Provided material:
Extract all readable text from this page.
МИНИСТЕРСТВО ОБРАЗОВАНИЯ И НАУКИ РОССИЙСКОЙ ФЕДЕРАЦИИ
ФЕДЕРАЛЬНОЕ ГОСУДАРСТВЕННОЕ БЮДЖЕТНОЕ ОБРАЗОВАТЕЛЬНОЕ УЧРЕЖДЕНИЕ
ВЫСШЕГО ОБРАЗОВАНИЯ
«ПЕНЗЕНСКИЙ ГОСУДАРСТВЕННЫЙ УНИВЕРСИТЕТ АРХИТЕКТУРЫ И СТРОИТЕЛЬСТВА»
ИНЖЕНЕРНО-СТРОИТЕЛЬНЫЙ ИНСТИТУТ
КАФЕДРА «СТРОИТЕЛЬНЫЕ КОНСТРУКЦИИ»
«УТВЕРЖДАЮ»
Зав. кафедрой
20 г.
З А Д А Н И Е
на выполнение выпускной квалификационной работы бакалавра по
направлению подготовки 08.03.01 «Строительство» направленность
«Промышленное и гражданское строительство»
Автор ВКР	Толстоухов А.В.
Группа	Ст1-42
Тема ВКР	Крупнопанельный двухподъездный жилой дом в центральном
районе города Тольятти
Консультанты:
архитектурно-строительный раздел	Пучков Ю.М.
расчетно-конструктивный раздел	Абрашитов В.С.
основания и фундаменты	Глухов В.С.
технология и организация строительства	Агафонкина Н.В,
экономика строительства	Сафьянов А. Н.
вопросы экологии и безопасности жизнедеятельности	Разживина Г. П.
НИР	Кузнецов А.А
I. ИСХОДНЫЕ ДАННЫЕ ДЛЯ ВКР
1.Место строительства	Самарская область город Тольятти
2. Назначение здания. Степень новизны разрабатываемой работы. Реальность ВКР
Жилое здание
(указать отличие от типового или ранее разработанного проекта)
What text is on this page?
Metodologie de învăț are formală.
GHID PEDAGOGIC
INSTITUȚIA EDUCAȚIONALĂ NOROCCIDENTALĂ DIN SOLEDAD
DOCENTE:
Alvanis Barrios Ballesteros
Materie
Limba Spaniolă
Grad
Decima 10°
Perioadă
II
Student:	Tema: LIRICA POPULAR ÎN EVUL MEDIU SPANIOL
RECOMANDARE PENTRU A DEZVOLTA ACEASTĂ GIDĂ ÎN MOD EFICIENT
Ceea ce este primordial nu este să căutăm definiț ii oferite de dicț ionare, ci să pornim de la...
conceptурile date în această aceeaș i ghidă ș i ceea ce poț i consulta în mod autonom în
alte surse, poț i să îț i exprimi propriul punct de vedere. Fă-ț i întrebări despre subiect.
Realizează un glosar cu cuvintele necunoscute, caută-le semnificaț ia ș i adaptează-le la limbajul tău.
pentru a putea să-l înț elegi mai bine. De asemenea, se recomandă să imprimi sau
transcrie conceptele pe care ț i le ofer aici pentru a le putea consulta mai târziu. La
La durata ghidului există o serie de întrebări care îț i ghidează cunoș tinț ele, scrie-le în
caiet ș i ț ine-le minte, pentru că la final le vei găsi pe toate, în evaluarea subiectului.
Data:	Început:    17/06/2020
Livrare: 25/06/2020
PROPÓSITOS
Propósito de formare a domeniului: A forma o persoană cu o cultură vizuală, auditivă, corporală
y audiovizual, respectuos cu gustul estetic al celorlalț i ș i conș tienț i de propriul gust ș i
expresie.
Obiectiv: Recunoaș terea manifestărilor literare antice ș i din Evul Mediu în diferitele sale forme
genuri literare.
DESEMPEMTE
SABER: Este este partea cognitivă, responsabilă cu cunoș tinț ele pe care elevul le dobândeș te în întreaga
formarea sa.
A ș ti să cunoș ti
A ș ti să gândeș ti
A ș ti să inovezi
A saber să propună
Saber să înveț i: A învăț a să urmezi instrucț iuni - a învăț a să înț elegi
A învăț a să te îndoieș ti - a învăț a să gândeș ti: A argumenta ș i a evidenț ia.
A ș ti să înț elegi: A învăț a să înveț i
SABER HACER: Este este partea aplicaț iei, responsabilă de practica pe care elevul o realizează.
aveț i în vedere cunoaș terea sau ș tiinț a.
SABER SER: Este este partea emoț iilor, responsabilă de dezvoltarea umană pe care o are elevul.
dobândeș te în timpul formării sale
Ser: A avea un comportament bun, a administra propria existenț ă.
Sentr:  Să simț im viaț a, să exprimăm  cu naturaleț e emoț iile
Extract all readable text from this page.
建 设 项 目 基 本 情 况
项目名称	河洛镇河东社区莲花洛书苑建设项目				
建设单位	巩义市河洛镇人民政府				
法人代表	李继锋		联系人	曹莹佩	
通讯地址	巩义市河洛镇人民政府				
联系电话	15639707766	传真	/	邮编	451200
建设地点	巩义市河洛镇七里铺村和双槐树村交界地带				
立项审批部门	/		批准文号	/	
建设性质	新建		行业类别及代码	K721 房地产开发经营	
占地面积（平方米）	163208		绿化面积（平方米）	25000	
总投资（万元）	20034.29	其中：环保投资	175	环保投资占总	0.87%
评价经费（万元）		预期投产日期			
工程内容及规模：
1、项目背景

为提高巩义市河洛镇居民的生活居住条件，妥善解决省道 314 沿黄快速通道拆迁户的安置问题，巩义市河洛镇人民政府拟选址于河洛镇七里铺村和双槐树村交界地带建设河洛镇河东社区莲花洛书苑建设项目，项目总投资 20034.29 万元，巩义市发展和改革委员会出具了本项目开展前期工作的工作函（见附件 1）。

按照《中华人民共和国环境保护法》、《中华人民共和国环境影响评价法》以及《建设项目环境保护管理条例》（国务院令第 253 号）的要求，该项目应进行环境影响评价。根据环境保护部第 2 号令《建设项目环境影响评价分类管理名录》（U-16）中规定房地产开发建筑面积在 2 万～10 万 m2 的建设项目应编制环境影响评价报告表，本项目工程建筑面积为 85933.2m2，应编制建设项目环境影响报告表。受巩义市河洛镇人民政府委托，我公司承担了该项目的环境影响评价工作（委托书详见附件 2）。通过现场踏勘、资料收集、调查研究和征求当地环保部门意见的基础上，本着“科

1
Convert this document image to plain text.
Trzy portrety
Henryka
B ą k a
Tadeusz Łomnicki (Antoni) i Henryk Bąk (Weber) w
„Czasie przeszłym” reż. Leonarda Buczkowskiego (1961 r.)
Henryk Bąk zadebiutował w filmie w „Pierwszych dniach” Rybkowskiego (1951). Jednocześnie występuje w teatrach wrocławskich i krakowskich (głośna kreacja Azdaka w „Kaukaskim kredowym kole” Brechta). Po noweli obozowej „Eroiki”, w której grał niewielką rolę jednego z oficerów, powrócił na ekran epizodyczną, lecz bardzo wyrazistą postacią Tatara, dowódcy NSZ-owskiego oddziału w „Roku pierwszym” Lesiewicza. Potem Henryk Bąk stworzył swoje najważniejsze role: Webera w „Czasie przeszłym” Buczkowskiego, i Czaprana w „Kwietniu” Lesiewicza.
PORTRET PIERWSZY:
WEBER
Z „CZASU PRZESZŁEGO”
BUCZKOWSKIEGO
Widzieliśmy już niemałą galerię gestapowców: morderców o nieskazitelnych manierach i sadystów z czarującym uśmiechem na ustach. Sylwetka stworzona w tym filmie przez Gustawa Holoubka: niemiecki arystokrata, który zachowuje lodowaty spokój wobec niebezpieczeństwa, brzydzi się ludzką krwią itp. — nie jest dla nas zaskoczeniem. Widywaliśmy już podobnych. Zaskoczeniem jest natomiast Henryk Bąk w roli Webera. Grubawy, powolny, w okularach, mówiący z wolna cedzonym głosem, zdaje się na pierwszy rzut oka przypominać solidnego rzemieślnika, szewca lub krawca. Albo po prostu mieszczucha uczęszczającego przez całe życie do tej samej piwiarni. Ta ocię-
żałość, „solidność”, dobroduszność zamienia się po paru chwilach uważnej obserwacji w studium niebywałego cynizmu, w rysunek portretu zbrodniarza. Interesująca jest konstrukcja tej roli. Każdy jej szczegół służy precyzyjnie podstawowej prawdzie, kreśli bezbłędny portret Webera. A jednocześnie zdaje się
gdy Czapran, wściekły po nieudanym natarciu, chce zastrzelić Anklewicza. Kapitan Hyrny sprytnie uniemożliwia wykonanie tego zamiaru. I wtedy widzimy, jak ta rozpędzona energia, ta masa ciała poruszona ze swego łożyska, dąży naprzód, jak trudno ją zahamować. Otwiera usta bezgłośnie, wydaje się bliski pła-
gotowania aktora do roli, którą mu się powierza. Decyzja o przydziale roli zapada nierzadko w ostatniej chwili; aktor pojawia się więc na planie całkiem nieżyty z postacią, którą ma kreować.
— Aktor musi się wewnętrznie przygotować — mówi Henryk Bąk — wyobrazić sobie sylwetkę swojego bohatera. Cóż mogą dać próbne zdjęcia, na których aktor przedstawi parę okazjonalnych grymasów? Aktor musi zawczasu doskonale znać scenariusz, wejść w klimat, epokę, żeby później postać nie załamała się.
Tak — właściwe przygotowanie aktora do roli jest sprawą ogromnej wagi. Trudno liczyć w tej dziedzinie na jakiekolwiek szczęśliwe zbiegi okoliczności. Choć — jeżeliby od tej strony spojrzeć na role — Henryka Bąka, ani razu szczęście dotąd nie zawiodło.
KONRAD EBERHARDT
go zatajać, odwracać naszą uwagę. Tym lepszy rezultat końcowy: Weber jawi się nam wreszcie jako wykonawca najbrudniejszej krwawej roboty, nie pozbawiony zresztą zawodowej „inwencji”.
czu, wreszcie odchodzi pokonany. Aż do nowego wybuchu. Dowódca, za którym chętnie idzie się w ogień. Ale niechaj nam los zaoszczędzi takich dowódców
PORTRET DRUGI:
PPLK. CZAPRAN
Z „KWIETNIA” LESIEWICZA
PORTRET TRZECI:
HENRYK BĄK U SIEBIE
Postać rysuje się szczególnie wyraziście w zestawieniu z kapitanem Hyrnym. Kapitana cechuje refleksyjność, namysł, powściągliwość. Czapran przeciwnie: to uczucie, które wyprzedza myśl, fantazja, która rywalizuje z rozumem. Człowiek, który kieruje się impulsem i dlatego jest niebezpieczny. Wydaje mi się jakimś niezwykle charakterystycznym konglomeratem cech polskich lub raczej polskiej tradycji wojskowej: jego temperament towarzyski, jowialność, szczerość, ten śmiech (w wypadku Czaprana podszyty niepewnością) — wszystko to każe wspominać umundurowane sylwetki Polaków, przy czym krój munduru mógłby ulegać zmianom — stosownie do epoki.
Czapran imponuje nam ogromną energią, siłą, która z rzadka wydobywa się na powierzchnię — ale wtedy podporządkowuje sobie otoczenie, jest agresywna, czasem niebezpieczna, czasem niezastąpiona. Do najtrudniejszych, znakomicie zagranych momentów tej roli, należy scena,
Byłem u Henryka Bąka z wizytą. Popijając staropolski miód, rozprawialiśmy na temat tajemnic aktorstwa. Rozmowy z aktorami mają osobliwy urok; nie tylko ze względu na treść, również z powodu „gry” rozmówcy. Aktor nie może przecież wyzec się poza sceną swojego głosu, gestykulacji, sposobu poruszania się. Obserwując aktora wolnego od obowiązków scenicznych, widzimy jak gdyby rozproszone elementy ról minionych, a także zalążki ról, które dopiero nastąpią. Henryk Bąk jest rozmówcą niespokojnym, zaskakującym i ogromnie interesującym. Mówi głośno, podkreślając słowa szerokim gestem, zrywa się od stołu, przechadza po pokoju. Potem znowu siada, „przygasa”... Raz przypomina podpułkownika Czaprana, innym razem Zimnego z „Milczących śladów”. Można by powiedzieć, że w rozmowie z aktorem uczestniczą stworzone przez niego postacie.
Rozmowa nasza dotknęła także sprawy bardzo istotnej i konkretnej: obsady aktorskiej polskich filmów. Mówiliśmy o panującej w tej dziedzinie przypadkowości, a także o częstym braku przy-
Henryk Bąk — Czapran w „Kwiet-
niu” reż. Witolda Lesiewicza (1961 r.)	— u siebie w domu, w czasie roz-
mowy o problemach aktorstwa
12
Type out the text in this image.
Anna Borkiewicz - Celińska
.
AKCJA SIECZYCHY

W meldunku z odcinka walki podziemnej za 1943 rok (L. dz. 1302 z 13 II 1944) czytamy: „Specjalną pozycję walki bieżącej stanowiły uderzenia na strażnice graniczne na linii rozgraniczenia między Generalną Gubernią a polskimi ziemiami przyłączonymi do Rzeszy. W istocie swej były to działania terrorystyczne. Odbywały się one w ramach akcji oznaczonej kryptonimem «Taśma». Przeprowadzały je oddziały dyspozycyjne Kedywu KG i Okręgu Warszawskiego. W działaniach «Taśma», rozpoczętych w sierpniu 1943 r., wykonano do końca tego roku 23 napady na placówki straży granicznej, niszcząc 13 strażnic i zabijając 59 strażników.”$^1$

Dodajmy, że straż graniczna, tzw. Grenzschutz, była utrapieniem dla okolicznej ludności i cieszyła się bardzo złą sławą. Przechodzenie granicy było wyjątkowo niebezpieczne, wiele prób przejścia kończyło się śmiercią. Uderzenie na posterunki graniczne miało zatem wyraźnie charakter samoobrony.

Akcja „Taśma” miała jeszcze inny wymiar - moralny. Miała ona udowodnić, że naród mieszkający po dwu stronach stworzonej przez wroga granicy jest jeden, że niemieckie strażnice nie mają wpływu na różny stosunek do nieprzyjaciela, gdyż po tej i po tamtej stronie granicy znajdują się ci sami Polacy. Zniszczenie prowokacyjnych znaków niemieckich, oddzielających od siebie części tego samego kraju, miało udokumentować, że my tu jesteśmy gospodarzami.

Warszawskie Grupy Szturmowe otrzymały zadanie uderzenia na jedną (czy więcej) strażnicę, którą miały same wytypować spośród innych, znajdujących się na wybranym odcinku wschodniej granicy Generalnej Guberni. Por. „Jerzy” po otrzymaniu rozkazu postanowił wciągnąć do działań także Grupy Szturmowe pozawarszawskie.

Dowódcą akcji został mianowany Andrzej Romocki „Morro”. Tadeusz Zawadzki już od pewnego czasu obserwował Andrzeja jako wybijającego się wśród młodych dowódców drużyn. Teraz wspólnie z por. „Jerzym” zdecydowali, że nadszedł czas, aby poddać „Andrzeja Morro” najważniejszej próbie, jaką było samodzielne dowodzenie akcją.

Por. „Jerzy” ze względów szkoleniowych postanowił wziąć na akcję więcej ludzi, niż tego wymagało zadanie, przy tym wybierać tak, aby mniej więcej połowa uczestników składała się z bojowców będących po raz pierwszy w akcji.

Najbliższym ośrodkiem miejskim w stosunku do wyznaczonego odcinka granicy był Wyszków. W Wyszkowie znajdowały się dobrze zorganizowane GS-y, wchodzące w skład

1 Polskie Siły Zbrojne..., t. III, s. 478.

Exercise task:
Show the lines of the data that hold the word "która".

Result of the exercise:
Postać rysuje się szczególnie wyraziście w zestawieniu z kapitanem Hyrnym. Kapitana cechuje refleksyjność, namysł, powściągliwość. Czapran przeciwnie: to uczucie, które wyprzedza myśl, fantazja, która rywalizuje z rozumem. Człowiek, który kieruje się impulsem i dlatego jest niebezpieczny. Wydaje mi się jakimś niezwykle charakterystycznym konglomeratem cech polskich lub raczej polskiej tradycji wojskowej: jego temperament towarzyski, jowialność, szczerość, ten śmiech (w wypadku Czaprana podszyty niepewnością) — wszystko to każe wspominać umundurowane sylwetki Polaków, przy czym krój munduru mógłby ulegać zmianom — stosownie do epoki.
Czapran imponuje nam ogromną energią, siłą, która z rzadka wydobywa się na powierzchnię — ale wtedy podporządkowuje sobie otoczenie, jest agresywna, czasem niebezpieczna, czasem niezastąpiona. Do najtrudniejszych, znakomicie zagranych momentów tej roli, należy scena,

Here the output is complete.